— START RECORD SET —
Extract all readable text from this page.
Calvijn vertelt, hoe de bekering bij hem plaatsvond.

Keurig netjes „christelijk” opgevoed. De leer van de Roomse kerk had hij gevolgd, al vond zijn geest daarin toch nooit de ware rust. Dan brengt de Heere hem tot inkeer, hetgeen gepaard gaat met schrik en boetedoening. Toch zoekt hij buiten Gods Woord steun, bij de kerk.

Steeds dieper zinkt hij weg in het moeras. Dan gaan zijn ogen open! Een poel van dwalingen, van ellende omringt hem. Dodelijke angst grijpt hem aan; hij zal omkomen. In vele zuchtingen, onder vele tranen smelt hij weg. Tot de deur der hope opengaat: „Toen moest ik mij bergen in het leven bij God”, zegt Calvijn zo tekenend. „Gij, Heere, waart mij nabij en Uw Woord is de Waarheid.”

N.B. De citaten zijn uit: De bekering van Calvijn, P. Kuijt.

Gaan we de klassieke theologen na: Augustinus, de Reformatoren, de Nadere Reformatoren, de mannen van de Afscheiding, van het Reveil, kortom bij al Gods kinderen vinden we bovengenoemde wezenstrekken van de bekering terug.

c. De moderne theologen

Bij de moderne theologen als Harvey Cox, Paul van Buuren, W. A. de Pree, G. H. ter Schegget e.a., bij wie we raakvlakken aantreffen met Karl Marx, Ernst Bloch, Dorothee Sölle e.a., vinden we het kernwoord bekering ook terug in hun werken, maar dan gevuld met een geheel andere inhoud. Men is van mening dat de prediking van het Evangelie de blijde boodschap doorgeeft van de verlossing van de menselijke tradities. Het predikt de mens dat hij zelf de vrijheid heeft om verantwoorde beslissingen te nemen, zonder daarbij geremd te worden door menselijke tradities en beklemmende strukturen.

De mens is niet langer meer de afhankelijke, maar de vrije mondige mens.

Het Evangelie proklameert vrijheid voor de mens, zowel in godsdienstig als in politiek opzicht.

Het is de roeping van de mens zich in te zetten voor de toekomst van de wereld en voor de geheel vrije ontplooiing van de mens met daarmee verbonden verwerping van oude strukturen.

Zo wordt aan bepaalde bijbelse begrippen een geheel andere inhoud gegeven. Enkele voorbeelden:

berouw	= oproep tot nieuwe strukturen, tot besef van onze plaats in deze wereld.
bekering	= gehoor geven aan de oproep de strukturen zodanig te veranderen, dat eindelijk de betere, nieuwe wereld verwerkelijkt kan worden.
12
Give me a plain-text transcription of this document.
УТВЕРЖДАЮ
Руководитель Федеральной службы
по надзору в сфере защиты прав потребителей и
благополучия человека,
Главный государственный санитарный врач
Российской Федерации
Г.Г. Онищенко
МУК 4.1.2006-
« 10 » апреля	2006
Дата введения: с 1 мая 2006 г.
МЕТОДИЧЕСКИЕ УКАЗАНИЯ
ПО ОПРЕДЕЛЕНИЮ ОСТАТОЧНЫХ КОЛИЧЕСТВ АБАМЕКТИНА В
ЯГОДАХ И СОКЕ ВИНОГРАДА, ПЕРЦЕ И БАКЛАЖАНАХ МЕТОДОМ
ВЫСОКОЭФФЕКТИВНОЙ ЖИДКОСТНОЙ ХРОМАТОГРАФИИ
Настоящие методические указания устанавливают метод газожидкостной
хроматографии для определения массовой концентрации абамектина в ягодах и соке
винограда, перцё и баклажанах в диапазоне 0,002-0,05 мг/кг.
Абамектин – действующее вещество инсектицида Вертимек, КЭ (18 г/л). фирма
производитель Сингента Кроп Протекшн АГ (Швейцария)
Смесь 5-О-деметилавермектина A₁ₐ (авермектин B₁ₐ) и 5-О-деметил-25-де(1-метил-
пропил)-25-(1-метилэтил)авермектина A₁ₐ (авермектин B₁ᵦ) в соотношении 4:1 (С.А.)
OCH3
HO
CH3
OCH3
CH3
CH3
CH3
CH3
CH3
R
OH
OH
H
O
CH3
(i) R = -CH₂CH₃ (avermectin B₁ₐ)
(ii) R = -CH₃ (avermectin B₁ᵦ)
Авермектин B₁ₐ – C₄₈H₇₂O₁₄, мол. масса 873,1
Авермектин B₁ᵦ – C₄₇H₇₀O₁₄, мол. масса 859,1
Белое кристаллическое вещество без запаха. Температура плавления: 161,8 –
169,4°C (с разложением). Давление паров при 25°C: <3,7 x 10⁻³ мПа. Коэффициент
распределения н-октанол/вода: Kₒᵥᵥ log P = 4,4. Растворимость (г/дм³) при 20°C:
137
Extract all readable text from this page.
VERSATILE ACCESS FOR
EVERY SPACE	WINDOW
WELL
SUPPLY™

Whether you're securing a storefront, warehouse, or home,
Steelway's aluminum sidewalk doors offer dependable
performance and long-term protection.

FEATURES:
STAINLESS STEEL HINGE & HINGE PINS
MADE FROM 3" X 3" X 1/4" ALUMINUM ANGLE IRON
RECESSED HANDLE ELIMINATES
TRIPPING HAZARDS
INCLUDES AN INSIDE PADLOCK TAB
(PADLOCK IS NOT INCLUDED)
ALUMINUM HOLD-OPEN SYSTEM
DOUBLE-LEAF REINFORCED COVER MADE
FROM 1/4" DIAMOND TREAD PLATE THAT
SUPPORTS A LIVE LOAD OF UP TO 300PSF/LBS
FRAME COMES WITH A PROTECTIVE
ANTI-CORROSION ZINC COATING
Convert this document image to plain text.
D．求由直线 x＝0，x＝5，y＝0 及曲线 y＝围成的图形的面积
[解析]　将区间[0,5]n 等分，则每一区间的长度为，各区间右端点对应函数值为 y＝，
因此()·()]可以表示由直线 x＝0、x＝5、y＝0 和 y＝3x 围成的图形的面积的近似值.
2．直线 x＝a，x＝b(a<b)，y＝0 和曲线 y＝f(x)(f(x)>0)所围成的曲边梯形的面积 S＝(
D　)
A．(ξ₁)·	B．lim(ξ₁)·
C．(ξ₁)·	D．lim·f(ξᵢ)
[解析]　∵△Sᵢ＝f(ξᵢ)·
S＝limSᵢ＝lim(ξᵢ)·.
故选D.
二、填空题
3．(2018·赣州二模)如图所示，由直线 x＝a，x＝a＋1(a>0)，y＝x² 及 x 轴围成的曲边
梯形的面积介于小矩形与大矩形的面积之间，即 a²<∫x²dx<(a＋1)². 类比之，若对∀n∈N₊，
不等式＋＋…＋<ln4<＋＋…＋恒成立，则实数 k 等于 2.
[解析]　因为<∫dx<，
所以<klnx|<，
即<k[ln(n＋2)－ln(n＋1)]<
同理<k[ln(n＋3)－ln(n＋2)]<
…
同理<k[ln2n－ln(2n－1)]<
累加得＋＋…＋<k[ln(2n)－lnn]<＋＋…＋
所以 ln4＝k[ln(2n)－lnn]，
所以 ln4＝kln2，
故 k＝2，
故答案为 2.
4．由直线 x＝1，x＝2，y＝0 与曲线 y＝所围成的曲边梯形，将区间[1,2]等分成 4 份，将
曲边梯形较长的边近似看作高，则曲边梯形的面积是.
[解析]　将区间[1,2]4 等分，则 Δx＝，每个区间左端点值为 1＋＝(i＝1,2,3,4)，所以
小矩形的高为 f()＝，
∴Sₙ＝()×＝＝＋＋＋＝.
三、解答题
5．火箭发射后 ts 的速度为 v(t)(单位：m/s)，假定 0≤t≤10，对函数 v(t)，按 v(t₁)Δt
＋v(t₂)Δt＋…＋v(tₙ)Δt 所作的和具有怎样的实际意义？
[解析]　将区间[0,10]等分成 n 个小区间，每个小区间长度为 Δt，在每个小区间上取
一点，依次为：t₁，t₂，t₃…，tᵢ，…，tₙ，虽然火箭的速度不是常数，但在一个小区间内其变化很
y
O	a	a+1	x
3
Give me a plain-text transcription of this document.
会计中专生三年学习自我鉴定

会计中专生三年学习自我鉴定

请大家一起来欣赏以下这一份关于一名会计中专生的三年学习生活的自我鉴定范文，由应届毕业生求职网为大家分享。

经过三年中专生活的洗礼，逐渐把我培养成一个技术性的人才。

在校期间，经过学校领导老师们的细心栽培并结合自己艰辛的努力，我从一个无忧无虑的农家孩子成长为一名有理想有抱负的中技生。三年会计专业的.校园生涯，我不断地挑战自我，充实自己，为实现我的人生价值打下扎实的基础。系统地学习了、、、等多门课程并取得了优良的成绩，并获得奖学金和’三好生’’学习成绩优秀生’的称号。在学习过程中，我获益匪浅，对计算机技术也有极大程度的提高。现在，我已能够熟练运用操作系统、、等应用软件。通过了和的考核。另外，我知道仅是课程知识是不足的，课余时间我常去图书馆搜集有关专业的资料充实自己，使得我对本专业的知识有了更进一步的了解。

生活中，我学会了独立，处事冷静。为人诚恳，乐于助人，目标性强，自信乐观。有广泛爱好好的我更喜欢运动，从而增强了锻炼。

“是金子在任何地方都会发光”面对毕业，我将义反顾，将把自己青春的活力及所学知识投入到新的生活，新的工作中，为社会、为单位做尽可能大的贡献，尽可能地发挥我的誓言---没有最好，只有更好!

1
— END RECORD SET —
• _STATED TASK_
Copy every line that includes the string "mens" from the material above.

• _EXERCISE SOLUTION_
Bij de moderne theologen als Harvey Cox, Paul van Buuren, W. A. de Pree, G. H. ter Schegget e.a., bij wie we raakvlakken aantreffen met Karl Marx, Ernst Bloch, Dorothee Sölle e.a., vinden we het kernwoord bekering ook terug in hun werken, maar dan gevuld met een geheel andere inhoud. Men is van mening dat de prediking van het Evangelie de blijde boodschap doorgeeft van de verlossing van de menselijke tradities. Het predikt de mens dat hij zelf de vrijheid heeft om verantwoorde beslissingen te nemen, zonder daarbij geremd te worden door menselijke tradities en beklemmende strukturen.
De mens is niet langer meer de afhankelijke, maar de vrije mondige mens.
Het Evangelie proklameert vrijheid voor de mens, zowel in godsdienstig als in politiek opzicht.
Het is de roeping van de mens zich in te zetten voor de toekomst van de wereld en voor de geheel vrije ontplooiing van de mens met daarmee verbonden verwerping van oude strukturen.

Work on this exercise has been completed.